What number of lines in the material contain the word "small"? Give that number alone.

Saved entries
start

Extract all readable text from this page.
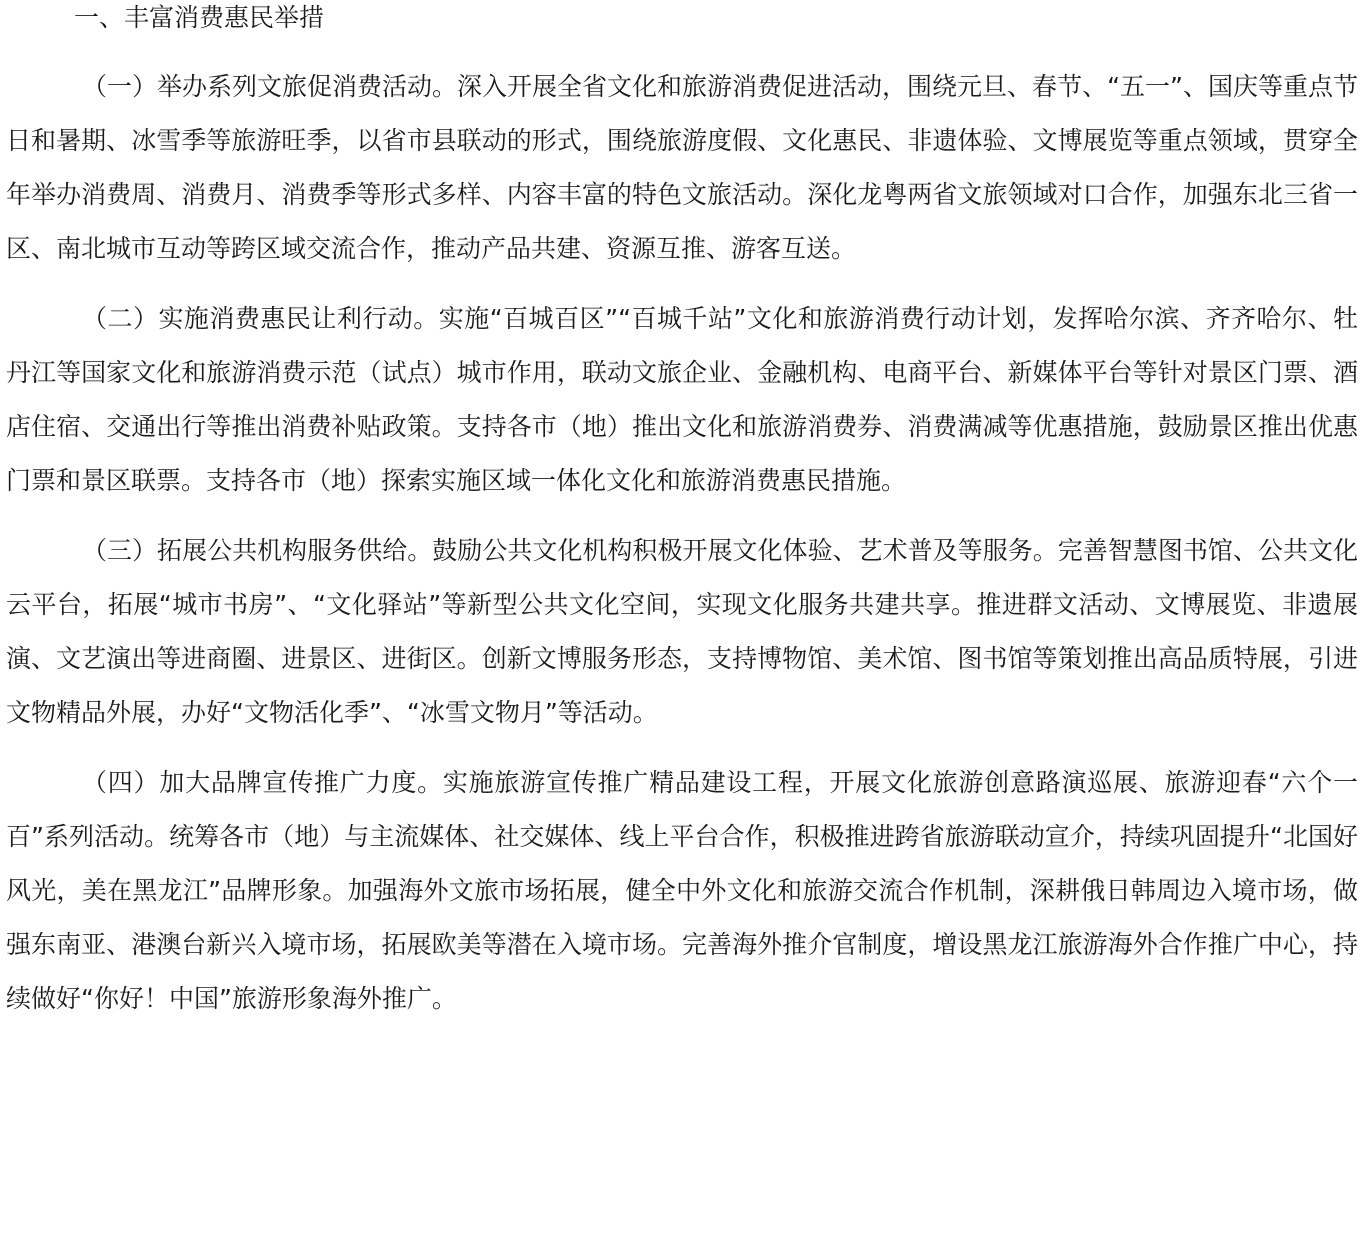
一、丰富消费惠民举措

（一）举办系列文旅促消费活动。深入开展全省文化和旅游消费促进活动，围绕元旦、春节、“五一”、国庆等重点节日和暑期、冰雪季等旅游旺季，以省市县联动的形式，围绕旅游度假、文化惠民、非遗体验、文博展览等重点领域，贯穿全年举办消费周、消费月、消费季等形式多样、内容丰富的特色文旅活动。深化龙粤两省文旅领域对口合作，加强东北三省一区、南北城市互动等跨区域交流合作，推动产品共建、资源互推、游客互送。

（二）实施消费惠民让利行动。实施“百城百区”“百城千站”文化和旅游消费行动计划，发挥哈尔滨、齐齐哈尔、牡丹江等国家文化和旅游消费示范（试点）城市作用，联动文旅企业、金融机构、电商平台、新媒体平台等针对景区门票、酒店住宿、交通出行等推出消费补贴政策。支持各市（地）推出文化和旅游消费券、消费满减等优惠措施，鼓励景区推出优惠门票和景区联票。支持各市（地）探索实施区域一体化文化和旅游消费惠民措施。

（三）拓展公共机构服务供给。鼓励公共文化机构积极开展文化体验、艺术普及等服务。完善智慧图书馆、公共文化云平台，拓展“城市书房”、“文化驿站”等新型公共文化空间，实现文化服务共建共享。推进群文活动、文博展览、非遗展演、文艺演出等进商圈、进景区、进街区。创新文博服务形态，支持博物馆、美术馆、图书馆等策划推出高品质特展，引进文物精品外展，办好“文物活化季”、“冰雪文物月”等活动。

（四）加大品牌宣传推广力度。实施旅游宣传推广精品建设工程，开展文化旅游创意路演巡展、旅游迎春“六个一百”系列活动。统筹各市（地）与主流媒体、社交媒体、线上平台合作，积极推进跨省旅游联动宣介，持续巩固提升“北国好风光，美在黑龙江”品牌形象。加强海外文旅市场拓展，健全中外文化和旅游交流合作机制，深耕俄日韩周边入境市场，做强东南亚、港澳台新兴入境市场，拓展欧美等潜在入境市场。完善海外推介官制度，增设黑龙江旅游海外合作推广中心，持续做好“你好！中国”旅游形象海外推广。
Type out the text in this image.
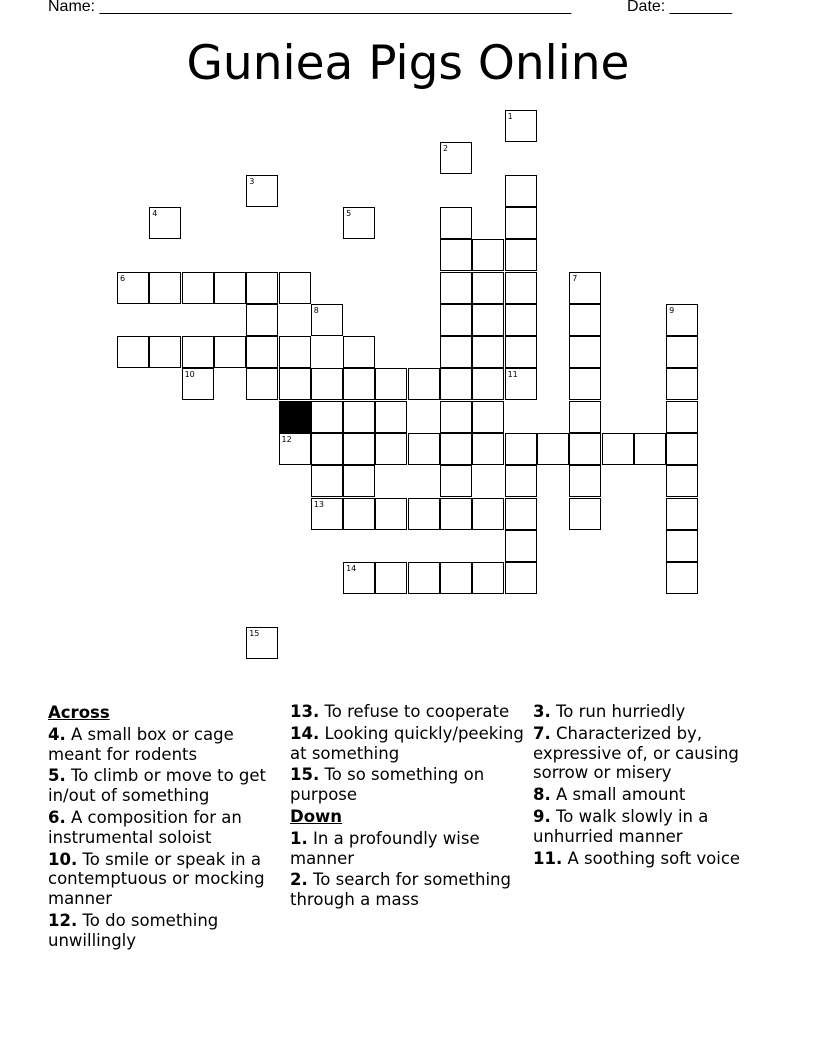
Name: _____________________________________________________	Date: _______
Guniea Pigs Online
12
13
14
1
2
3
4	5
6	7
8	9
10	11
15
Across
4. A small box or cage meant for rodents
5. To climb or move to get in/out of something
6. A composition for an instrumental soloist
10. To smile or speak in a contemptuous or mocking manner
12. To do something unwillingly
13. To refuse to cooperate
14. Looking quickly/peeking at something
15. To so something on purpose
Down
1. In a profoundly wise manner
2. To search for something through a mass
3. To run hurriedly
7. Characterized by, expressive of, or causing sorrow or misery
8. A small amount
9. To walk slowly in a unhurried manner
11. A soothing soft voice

end
start

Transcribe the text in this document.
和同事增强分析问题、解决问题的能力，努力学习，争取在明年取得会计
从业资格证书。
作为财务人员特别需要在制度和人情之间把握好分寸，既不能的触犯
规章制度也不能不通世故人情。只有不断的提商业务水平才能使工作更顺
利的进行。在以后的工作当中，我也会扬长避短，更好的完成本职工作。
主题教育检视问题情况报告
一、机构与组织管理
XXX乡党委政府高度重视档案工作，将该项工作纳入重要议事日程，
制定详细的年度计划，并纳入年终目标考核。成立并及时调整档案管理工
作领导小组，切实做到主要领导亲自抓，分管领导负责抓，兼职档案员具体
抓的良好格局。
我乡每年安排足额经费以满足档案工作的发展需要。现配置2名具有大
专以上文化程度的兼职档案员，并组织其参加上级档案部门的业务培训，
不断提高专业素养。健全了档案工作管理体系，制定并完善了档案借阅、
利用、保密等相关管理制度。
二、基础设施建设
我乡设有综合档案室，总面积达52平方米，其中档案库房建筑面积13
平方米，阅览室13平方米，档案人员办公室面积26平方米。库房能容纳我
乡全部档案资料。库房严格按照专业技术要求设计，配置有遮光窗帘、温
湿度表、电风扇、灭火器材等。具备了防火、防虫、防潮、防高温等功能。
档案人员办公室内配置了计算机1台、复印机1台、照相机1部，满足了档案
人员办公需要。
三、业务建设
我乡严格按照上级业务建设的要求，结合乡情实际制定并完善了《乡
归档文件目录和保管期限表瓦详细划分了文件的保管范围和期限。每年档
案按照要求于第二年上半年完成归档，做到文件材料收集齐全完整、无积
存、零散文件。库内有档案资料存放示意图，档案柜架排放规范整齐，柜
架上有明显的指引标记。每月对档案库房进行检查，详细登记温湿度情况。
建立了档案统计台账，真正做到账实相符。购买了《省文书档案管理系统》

end

* **FULL ANSWER**
2